◆ **STATED EXERCISE**
Find the string "which" in the records. Copy every line it appears in.
THE INPUT start
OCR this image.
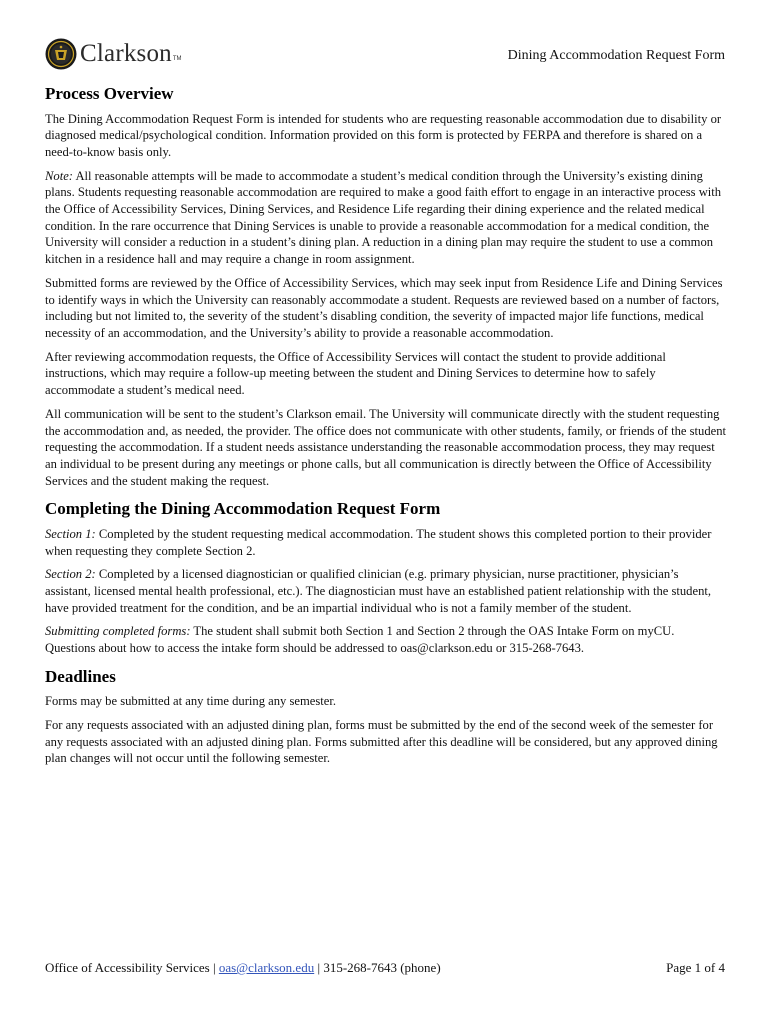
Clarkson TM	Dining Accommodation Request Form
Process Overview

The Dining Accommodation Request Form is intended for students who are requesting reasonable accommodation due to disability or diagnosed medical/psychological condition. Information provided on this form is protected by FERPA and therefore is shared on a need-to-know basis only.

Note: All reasonable attempts will be made to accommodate a student’s medical condition through the University’s existing dining plans. Students requesting reasonable accommodation are required to make a good faith effort to engage in an interactive process with the Office of Accessibility Services, Dining Services, and Residence Life regarding their dining experience and the related medical condition. In the rare occurrence that Dining Services is unable to provide a reasonable accommodation for a medical condition, the University will consider a reduction in a student’s dining plan. A reduction in a dining plan may require the student to use a common kitchen in a residence hall and may require a change in room assignment.

Submitted forms are reviewed by the Office of Accessibility Services, which may seek input from Residence Life and Dining Services to identify ways in which the University can reasonably accommodate a student. Requests are reviewed based on a number of factors, including but not limited to, the severity of the student’s disabling condition, the severity of impacted major life functions, medical necessity of an accommodation, and the University’s ability to provide a reasonable accommodation.

After reviewing accommodation requests, the Office of Accessibility Services will contact the student to provide additional instructions, which may require a follow-up meeting between the student and Dining Services to determine how to safely accommodate a student’s medical need.

All communication will be sent to the student’s Clarkson email. The University will communicate directly with the student requesting the accommodation and, as needed, the provider. The office does not communicate with other students, family, or friends of the student requesting the accommodation. If a student needs assistance understanding the reasonable accommodation process, they may request an individual to be present during any meetings or phone calls, but all communication is directly between the Office of Accessibility Services and the student making the request.

Completing the Dining Accommodation Request Form

Section 1: Completed by the student requesting medical accommodation. The student shows this completed portion to their provider when requesting they complete Section 2.

Section 2: Completed by a licensed diagnostician or qualified clinician (e.g. primary physician, nurse practitioner, physician’s assistant, licensed mental health professional, etc.). The diagnostician must have an established patient relationship with the student, have provided treatment for the condition, and be an impartial individual who is not a family member of the student.

Submitting completed forms: The student shall submit both Section 1 and Section 2 through the OAS Intake Form on myCU. Questions about how to access the intake form should be addressed to oas@clarkson.edu or 315-268-7643.

Deadlines

Forms may be submitted at any time during any semester.

For any requests associated with an adjusted dining plan, forms must be submitted by the end of the second week of the semester for any requests associated with an adjusted dining plan. Forms submitted after this deadline will be considered, but any approved dining plan changes will not occur until the following semester.

Office of Accessibility Services | oas@clarkson.edu | 315-268-7643 (phone)	Page 1 of 4
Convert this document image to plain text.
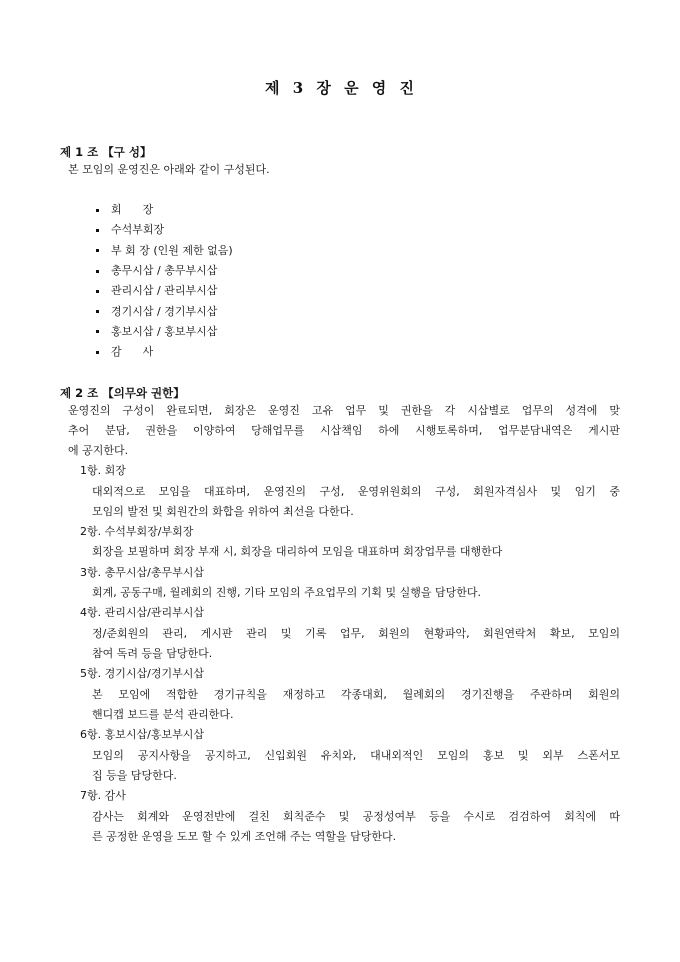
제 3 장 운 영 진
제 1 조 【구 성】
본 모임의 운영진은 아래와 같이 구성된다.
회      장
수석부회장
부 회 장 (인원 제한 없음)
총무시삽 / 총무부시삽
관리시삽 / 관리부시삽
경기시삽 / 경기부시삽
홍보시삽 / 홍보부시삽
감      사
제 2 조 【의무와 권한】
운영진의 구성이 완료되면, 회장은 운영진 고유 업무 및 권한을 각 시삽별로 업무의 성격에 맞
추어 분담, 권한을 이양하여 당해업무를 시삽책임 하에 시행토록하며, 업무분담내역은 게시판
에 공지한다.
1항. 회장
대외적으로 모임을 대표하며, 운영진의 구성, 운영위원회의 구성, 회원자격심사 및 임기 중
모임의 발전 및 회원간의 화합을 위하여 최선을 다한다.
2항. 수석부회장/부회장
회장을 보필하며 회장 부재 시, 회장을 대리하여 모임을 대표하며 회장업무를 대행한다
3항. 총무시삽/총무부시삽
회계, 공동구매, 월례회의 진행, 기타 모임의 주요업무의 기획 및 실행을 담당한다.
4항. 관리시삽/관리부시삽
정/준회원의 관리, 게시판 관리 및 기록 업무, 회원의 현황파악, 회원연락처 확보, 모임의
참여 독려 등을 담당한다.
5항. 경기시삽/경기부시삽
본 모임에 적합한 경기규칙을 재정하고 각종대회, 월례회의 경기진행을 주관하며 회원의
핸디캡 보드를 분석 관리한다.
6항. 홍보시삽/홍보부시삽
모임의 공지사항을 공지하고, 신입회원 유치와, 대내외적인 모임의 홍보 및 외부 스폰서모
집 등을 담당한다.
7항. 감사
감사는 회계와 운영전반에 걸친 회칙준수 및 공정성여부 등을 수시로 검검하여 회칙에 따
른 공정한 운영을 도모 할 수 있게 조언해 주는 역할을 담당한다.
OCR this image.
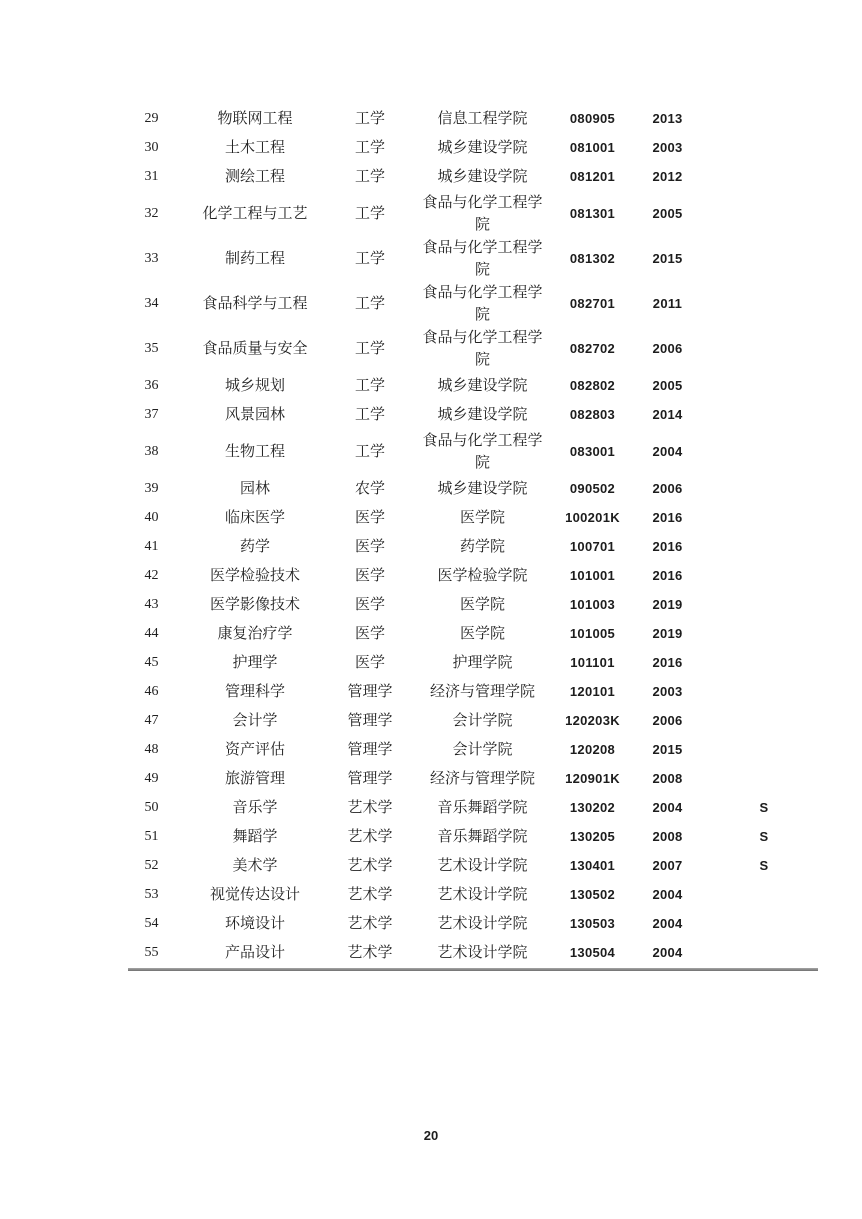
29	物联网工程	工学	信息工程学院	080905	2013	
30	土木工程	工学	城乡建设学院	081001	2003	
31	测绘工程	工学	城乡建设学院	081201	2012	
32	化学工程与工艺	工学	食品与化学工程学院	081301	2005	
33	制药工程	工学	食品与化学工程学院	081302	2015	
34	食品科学与工程	工学	食品与化学工程学院	082701	2011	
35	食品质量与安全	工学	食品与化学工程学院	082702	2006	
36	城乡规划	工学	城乡建设学院	082802	2005	
37	风景园林	工学	城乡建设学院	082803	2014	
38	生物工程	工学	食品与化学工程学院	083001	2004	
39	园林	农学	城乡建设学院	090502	2006	
40	临床医学	医学	医学院	100201K	2016	
41	药学	医学	药学院	100701	2016	
42	医学检验技术	医学	医学检验学院	101001	2016	
43	医学影像技术	医学	医学院	101003	2019	
44	康复治疗学	医学	医学院	101005	2019	
45	护理学	医学	护理学院	101101	2016	
46	管理科学	管理学	经济与管理学院	120101	2003	
47	会计学	管理学	会计学院	120203K	2006	
48	资产评估	管理学	会计学院	120208	2015	
49	旅游管理	管理学	经济与管理学院	120901K	2008	
50	音乐学	艺术学	音乐舞蹈学院	130202	2004	S
51	舞蹈学	艺术学	音乐舞蹈学院	130205	2008	S
52	美术学	艺术学	艺术设计学院	130401	2007	S
53	视觉传达设计	艺术学	艺术设计学院	130502	2004	
54	环境设计	艺术学	艺术设计学院	130503	2004	
55	产品设计	艺术学	艺术设计学院	130504	2004	
20
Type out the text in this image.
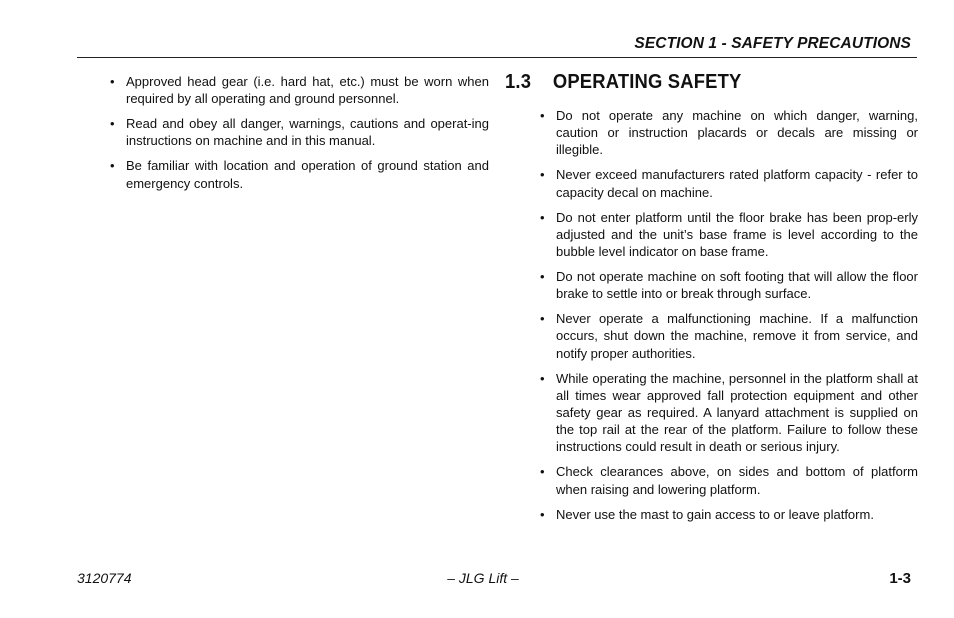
SECTION 1 - SAFETY PRECAUTIONS
• Approved head gear (i.e. hard hat, etc.) must be worn when required by all operating and ground personnel.
• Read and obey all danger, warnings, cautions and operat-ing instructions on machine and in this manual.
• Be familiar with location and operation of ground station and emergency controls.
1.3 OPERATING SAFETY
• Do not operate any machine on which danger, warning, caution or instruction placards or decals are missing or illegible.
• Never exceed manufacturers rated platform capacity - refer to capacity decal on machine.
• Do not enter platform until the floor brake has been prop-erly adjusted and the unit’s base frame is level according to the bubble level indicator on base frame.
• Do not operate machine on soft footing that will allow the floor brake to settle into or break through surface.
• Never operate a malfunctioning machine. If a malfunction occurs, shut down the machine, remove it from service, and notify proper authorities.
• While operating the machine, personnel in the platform shall at all times wear approved fall protection equipment and other safety gear as required. A lanyard attachment is supplied on the top rail at the rear of the platform. Failure to follow these instructions could result in death or serious injury.
• Check clearances above, on sides and bottom of platform when raising and lowering platform.
• Never use the mast to gain access to or leave platform.
3120774	– JLG Lift –	1-3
THE INPUT end
◆ **CORRECT RESULT**
Submitted forms are reviewed by the Office of Accessibility Services, which may seek input from Residence Life and Dining Services to identify ways in which the University can reasonably accommodate a student. Requests are reviewed based on a number of factors, including but not limited to, the severity of the student’s disabling condition, the severity of impacted major life functions, medical necessity of an accommodation, and the University’s ability to provide a reasonable accommodation.
After reviewing accommodation requests, the Office of Accessibility Services will contact the student to provide additional instructions, which may require a follow-up meeting between the student and Dining Services to determine how to safely accommodate a student’s medical need.
• Do not operate any machine on which danger, warning, caution or instruction placards or decals are missing or illegible.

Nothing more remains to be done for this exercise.